**Problem statement:**
Write each record again exactly as it stands.

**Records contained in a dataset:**
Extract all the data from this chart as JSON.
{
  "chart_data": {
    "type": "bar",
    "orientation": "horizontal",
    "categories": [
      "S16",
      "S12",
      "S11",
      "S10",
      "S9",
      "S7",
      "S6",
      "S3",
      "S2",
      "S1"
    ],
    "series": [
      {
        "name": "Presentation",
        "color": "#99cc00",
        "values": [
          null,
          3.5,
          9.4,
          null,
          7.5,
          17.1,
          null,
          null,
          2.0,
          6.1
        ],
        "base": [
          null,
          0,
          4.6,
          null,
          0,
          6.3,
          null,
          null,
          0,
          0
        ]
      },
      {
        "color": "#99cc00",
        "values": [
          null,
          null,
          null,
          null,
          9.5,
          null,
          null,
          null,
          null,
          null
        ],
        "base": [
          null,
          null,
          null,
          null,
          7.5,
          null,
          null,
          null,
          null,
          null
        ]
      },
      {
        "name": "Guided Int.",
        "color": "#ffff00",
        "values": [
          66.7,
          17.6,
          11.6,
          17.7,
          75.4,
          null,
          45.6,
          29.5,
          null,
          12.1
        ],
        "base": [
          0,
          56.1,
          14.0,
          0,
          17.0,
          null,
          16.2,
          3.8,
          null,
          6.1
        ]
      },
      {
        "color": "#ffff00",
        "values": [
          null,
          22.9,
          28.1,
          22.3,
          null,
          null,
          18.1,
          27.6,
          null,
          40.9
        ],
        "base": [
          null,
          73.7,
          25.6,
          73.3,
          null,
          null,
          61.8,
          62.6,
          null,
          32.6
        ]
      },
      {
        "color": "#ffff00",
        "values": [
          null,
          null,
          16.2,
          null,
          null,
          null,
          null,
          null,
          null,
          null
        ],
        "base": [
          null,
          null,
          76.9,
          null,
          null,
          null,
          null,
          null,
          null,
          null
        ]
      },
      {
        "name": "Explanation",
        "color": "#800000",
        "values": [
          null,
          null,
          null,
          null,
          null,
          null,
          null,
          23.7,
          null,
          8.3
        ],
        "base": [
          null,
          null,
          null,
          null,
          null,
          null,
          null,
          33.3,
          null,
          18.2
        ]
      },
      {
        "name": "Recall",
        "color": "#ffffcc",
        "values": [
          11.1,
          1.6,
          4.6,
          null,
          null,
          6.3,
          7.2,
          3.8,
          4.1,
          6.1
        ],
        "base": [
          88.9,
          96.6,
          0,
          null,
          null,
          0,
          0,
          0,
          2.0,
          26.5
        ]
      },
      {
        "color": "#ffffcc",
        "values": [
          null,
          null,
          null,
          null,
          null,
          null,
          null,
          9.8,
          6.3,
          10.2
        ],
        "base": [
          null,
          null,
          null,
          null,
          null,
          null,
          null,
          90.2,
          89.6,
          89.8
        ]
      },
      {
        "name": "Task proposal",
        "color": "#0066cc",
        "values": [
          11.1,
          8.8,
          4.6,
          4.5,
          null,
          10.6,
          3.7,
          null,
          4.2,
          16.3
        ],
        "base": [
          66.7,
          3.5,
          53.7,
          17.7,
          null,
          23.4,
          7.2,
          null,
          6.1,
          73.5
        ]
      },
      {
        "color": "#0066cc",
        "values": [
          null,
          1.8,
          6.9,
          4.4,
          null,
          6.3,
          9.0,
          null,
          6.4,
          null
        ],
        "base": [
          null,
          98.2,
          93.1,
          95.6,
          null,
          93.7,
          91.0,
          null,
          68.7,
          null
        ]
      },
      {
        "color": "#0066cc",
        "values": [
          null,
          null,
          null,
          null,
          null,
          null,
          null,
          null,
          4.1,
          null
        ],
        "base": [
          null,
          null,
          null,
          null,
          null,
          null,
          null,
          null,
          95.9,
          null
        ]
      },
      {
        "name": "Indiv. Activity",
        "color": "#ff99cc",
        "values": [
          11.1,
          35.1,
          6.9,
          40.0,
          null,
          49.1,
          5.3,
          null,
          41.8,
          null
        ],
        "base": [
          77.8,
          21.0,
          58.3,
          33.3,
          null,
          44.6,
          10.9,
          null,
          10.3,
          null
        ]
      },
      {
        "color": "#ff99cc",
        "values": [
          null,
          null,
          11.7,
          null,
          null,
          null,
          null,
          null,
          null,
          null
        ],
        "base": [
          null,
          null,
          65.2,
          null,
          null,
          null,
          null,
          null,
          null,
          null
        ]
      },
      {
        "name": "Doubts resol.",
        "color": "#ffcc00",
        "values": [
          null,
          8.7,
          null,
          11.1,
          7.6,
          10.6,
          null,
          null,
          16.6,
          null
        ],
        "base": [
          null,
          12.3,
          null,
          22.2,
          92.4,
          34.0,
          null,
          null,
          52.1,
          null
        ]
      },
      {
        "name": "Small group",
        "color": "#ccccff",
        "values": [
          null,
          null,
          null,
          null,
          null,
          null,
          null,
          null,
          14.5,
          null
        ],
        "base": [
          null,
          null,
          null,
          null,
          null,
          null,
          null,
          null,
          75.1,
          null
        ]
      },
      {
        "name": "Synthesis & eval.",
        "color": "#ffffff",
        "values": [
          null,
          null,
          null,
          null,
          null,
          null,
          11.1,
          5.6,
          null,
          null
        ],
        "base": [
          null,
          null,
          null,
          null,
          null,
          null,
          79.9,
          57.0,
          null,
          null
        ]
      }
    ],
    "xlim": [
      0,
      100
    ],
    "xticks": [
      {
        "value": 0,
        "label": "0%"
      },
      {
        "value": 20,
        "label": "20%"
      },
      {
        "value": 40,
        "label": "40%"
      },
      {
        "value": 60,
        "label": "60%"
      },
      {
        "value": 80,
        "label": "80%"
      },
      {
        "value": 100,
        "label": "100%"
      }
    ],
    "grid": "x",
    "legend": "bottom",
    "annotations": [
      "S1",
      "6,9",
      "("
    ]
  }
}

**Answer to this problem:**
Extract all the data from this chart as JSON.
{
  "chart_data": {
    "type": "bar",
    "orientation": "horizontal",
    "categories": [
      "S16",
      "S12",
      "S11",
      "S10",
      "S9",
      "S7",
      "S6",
      "S3",
      "S2",
      "S1"
    ],
    "series": [
      {
        "name": "Presentation",
        "color": "#99cc00",
        "values": [
          null,
          3.5,
          9.4,
          null,
          7.5,
          17.1,
          null,
          null,
          2.0,
          6.1
        ],
        "base": [
          null,
          0,
          4.6,
          null,
          0,
          6.3,
          null,
          null,
          0,
          0
        ]
      },
      {
        "color": "#99cc00",
        "values": [
          null,
          null,
          null,
          null,
          9.5,
          null,
          null,
          null,
          null,
          null
        ],
        "base": [
          null,
          null,
          null,
          null,
          7.5,
          null,
          null,
          null,
          null,
          null
        ]
      },
      {
        "name": "Guided Int.",
        "color": "#ffff00",
        "values": [
          66.7,
          17.6,
          11.6,
          17.7,
          75.4,
          null,
          45.6,
          29.5,
          null,
          12.1
        ],
        "base": [
          0,
          56.1,
          14.0,
          0,
          17.0,
          null,
          16.2,
          3.8,
          null,
          6.1
        ]
      },
      {
        "color": "#ffff00",
        "values": [
          null,
          22.9,
          28.1,
          22.3,
          null,
          null,
          18.1,
          27.6,
          null,
          40.9
        ],
        "base": [
          null,
          73.7,
          25.6,
          73.3,
          null,
          null,
          61.8,
          62.6,
          null,
          32.6
        ]
      },
      {
        "color": "#ffff00",
        "values": [
          null,
          null,
          16.2,
          null,
          null,
          null,
          null,
          null,
          null,
          null
        ],
        "base": [
          null,
          null,
          76.9,
          null,
          null,
          null,
          null,
          null,
          null,
          null
        ]
      },
      {
        "name": "Explanation",
        "color": "#800000",
        "values": [
          null,
          null,
          null,
          null,
          null,
          null,
          null,
          23.7,
          null,
          8.3
        ],
        "base": [
          null,
          null,
          null,
          null,
          null,
          null,
          null,
          33.3,
          null,
          18.2
        ]
      },
      {
        "name": "Recall",
        "color": "#ffffcc",
        "values": [
          11.1,
          1.6,
          4.6,
          null,
          null,
          6.3,
          7.2,
          3.8,
          4.1,
          6.1
        ],
        "base": [
          88.9,
          96.6,
          0,
          null,
          null,
          0,
          0,
          0,
          2.0,
          26.5
        ]
      },
      {
        "color": "#ffffcc",
        "values": [
          null,
          null,
          null,
          null,
          null,
          null,
          null,
          9.8,
          6.3,
          10.2
        ],
        "base": [
          null,
          null,
          null,
          null,
          null,
          null,
          null,
          90.2,
          89.6,
          89.8
        ]
      },
      {
        "name": "Task proposal",
        "color": "#0066cc",
        "values": [
          11.1,
          8.8,
          4.6,
          4.5,
          null,
          10.6,
          3.7,
          null,
          4.2,
          16.3
        ],
        "base": [
          66.7,
          3.5,
          53.7,
          17.7,
          null,
          23.4,
          7.2,
          null,
          6.1,
          73.5
        ]
      },
      {
        "color": "#0066cc",
        "values": [
          null,
          1.8,
          6.9,
          4.4,
          null,
          6.3,
          9.0,
          null,
          6.4,
          null
        ],
        "base": [
          null,
          98.2,
          93.1,
          95.6,
          null,
          93.7,
          91.0,
          null,
          68.7,
          null
        ]
      },
      {
        "color": "#0066cc",
        "values": [
          null,
          null,
          null,
          null,
          null,
          null,
          null,
          null,
          4.1,
          null
        ],
        "base": [
          null,
          null,
          null,
          null,
          null,
          null,
          null,
          null,
          95.9,
          null
        ]
      },
      {
        "name": "Indiv. Activity",
        "color": "#ff99cc",
        "values": [
          11.1,
          35.1,
          6.9,
          40.0,
          null,
          49.1,
          5.3,
          null,
          41.8,
          null
        ],
        "base": [
          77.8,
          21.0,
          58.3,
          33.3,
          null,
          44.6,
          10.9,
          null,
          10.3,
          null
        ]
      },
      {
        "color": "#ff99cc",
        "values": [
          null,
          null,
          11.7,
          null,
          null,
          null,
          null,
          null,
          null,
          null
        ],
        "base": [
          null,
          null,
          65.2,
          null,
          null,
          null,
          null,
          null,
          null,
          null
        ]
      },
      {
        "name": "Doubts resol.",
        "color": "#ffcc00",
        "values": [
          null,
          8.7,
          null,
          11.1,
          7.6,
          10.6,
          null,
          null,
          16.6,
          null
        ],
        "base": [
          null,
          12.3,
          null,
          22.2,
          92.4,
          34.0,
          null,
          null,
          52.1,
          null
        ]
      },
      {
        "name": "Small group",
        "color": "#ccccff",
        "values": [
          null,
          null,
          null,
          null,
          null,
          null,
          null,
          null,
          14.5,
          null
        ],
        "base": [
          null,
          null,
          null,
          null,
          null,
          null,
          null,
          null,
          75.1,
          null
        ]
      },
      {
        "name": "Synthesis & eval.",
        "color": "#ffffff",
        "values": [
          null,
          null,
          null,
          null,
          null,
          null,
          11.1,
          5.6,
          null,
          null
        ],
        "base": [
          null,
          null,
          null,
          null,
          null,
          null,
          79.9,
          57.0,
          null,
          null
        ]
      }
    ],
    "xlim": [
      0,
      100
    ],
    "xticks": [
      {
        "value": 0,
        "label": "0%"
      },
      {
        "value": 20,
        "label": "20%"
      },
      {
        "value": 40,
        "label": "40%"
      },
      {
        "value": 60,
        "label": "60%"
      },
      {
        "value": 80,
        "label": "80%"
      },
      {
        "value": 100,
        "label": "100%"
      }
    ],
    "grid": "x",
    "legend": "bottom",
    "annotations": [
      "S1",
      "6,9",
      "("
    ]
  }
}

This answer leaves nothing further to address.